EXERCISE INSTRUCTIONS :: Quote the whole listing word for word, please.

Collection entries
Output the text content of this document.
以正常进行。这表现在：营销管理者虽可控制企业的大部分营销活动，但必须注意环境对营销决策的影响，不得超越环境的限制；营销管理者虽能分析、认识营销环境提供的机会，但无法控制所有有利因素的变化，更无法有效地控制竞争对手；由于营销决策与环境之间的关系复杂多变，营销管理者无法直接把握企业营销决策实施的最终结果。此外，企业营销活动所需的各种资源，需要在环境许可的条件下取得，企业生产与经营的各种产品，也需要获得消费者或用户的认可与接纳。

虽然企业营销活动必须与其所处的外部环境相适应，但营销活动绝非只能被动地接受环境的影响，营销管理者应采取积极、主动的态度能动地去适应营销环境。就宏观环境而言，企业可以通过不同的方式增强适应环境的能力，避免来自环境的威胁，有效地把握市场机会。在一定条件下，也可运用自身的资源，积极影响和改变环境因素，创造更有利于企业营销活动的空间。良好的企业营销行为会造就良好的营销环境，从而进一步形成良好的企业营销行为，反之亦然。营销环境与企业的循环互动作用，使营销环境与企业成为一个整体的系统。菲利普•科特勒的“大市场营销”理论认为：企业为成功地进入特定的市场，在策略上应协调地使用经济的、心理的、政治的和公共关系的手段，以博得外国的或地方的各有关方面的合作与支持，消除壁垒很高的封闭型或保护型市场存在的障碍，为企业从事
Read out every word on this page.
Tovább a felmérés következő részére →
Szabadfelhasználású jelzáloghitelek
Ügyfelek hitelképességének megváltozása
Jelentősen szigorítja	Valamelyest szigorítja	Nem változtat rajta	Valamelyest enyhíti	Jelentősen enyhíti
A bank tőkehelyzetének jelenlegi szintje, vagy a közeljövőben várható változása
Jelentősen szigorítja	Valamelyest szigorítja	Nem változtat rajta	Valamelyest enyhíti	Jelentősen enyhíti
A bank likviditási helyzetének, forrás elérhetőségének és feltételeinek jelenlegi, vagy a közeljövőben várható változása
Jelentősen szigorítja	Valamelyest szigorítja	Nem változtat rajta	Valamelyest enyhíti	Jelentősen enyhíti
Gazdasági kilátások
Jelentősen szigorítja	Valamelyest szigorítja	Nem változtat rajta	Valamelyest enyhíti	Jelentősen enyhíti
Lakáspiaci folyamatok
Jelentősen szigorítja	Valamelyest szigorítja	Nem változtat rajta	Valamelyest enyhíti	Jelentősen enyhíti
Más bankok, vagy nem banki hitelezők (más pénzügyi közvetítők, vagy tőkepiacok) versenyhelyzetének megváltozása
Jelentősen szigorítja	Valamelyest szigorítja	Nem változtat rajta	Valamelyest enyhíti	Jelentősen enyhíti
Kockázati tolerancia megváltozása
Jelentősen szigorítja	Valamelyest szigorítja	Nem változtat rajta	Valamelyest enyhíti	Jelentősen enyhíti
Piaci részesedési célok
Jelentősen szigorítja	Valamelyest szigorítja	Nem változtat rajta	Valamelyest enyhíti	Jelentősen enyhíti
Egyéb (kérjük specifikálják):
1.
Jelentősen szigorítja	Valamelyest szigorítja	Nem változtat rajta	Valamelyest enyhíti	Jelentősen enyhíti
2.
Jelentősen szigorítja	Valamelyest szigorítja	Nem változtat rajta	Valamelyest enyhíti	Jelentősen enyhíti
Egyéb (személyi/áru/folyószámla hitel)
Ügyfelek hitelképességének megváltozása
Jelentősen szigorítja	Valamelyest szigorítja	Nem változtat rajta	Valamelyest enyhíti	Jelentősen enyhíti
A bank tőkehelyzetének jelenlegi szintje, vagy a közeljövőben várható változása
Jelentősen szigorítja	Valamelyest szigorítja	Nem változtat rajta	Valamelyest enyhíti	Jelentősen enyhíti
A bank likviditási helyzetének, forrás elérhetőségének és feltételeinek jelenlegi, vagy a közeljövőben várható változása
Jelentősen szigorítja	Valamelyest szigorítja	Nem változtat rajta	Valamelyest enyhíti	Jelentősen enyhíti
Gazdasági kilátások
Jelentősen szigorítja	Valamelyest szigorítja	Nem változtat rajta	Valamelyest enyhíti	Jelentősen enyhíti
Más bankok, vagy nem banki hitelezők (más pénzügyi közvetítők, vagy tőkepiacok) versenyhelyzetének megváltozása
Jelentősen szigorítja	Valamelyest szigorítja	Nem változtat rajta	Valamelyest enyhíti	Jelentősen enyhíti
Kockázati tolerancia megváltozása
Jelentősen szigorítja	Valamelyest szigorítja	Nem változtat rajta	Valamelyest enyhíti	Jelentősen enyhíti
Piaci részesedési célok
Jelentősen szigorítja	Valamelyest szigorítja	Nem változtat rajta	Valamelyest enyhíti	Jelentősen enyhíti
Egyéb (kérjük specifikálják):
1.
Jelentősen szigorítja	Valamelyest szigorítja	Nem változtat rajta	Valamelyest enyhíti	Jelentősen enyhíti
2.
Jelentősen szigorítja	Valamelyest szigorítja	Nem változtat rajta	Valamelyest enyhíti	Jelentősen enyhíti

EXERCISE SOLUTION ::
Output the text content of this document.
以正常进行。这表现在：营销管理者虽可控制企业的大部分营销活动，但必须注意环境对营销决策的影响，不得超越环境的限制；营销管理者虽能分析、认识营销环境提供的机会，但无法控制所有有利因素的变化，更无法有效地控制竞争对手；由于营销决策与环境之间的关系复杂多变，营销管理者无法直接把握企业营销决策实施的最终结果。此外，企业营销活动所需的各种资源，需要在环境许可的条件下取得，企业生产与经营的各种产品，也需要获得消费者或用户的认可与接纳。

虽然企业营销活动必须与其所处的外部环境相适应，但营销活动绝非只能被动地接受环境的影响，营销管理者应采取积极、主动的态度能动地去适应营销环境。就宏观环境而言，企业可以通过不同的方式增强适应环境的能力，避免来自环境的威胁，有效地把握市场机会。在一定条件下，也可运用自身的资源，积极影响和改变环境因素，创造更有利于企业营销活动的空间。良好的企业营销行为会造就良好的营销环境，从而进一步形成良好的企业营销行为，反之亦然。营销环境与企业的循环互动作用，使营销环境与企业成为一个整体的系统。菲利普•科特勒的“大市场营销”理论认为：企业为成功地进入特定的市场，在策略上应协调地使用经济的、心理的、政治的和公共关系的手段，以博得外国的或地方的各有关方面的合作与支持，消除壁垒很高的封闭型或保护型市场存在的障碍，为企业从事
Read out every word on this page.
Tovább a felmérés következő részére →
Szabadfelhasználású jelzáloghitelek
Ügyfelek hitelképességének megváltozása
Jelentősen szigorítja	Valamelyest szigorítja	Nem változtat rajta	Valamelyest enyhíti	Jelentősen enyhíti
A bank tőkehelyzetének jelenlegi szintje, vagy a közeljövőben várható változása
Jelentősen szigorítja	Valamelyest szigorítja	Nem változtat rajta	Valamelyest enyhíti	Jelentősen enyhíti
A bank likviditási helyzetének, forrás elérhetőségének és feltételeinek jelenlegi, vagy a közeljövőben várható változása
Jelentősen szigorítja	Valamelyest szigorítja	Nem változtat rajta	Valamelyest enyhíti	Jelentősen enyhíti
Gazdasági kilátások
Jelentősen szigorítja	Valamelyest szigorítja	Nem változtat rajta	Valamelyest enyhíti	Jelentősen enyhíti
Lakáspiaci folyamatok
Jelentősen szigorítja	Valamelyest szigorítja	Nem változtat rajta	Valamelyest enyhíti	Jelentősen enyhíti
Más bankok, vagy nem banki hitelezők (más pénzügyi közvetítők, vagy tőkepiacok) versenyhelyzetének megváltozása
Jelentősen szigorítja	Valamelyest szigorítja	Nem változtat rajta	Valamelyest enyhíti	Jelentősen enyhíti
Kockázati tolerancia megváltozása
Jelentősen szigorítja	Valamelyest szigorítja	Nem változtat rajta	Valamelyest enyhíti	Jelentősen enyhíti
Piaci részesedési célok
Jelentősen szigorítja	Valamelyest szigorítja	Nem változtat rajta	Valamelyest enyhíti	Jelentősen enyhíti
Egyéb (kérjük specifikálják):
1.
Jelentősen szigorítja	Valamelyest szigorítja	Nem változtat rajta	Valamelyest enyhíti	Jelentősen enyhíti
2.
Jelentősen szigorítja	Valamelyest szigorítja	Nem változtat rajta	Valamelyest enyhíti	Jelentősen enyhíti
Egyéb (személyi/áru/folyószámla hitel)
Ügyfelek hitelképességének megváltozása
Jelentősen szigorítja	Valamelyest szigorítja	Nem változtat rajta	Valamelyest enyhíti	Jelentősen enyhíti
A bank tőkehelyzetének jelenlegi szintje, vagy a közeljövőben várható változása
Jelentősen szigorítja	Valamelyest szigorítja	Nem változtat rajta	Valamelyest enyhíti	Jelentősen enyhíti
A bank likviditási helyzetének, forrás elérhetőségének és feltételeinek jelenlegi, vagy a közeljövőben várható változása
Jelentősen szigorítja	Valamelyest szigorítja	Nem változtat rajta	Valamelyest enyhíti	Jelentősen enyhíti
Gazdasági kilátások
Jelentősen szigorítja	Valamelyest szigorítja	Nem változtat rajta	Valamelyest enyhíti	Jelentősen enyhíti
Más bankok, vagy nem banki hitelezők (más pénzügyi közvetítők, vagy tőkepiacok) versenyhelyzetének megváltozása
Jelentősen szigorítja	Valamelyest szigorítja	Nem változtat rajta	Valamelyest enyhíti	Jelentősen enyhíti
Kockázati tolerancia megváltozása
Jelentősen szigorítja	Valamelyest szigorítja	Nem változtat rajta	Valamelyest enyhíti	Jelentősen enyhíti
Piaci részesedési célok
Jelentősen szigorítja	Valamelyest szigorítja	Nem változtat rajta	Valamelyest enyhíti	Jelentősen enyhíti
Egyéb (kérjük specifikálják):
1.
Jelentősen szigorítja	Valamelyest szigorítja	Nem változtat rajta	Valamelyest enyhíti	Jelentősen enyhíti
2.
Jelentősen szigorítja	Valamelyest szigorítja	Nem változtat rajta	Valamelyest enyhíti	Jelentősen enyhíti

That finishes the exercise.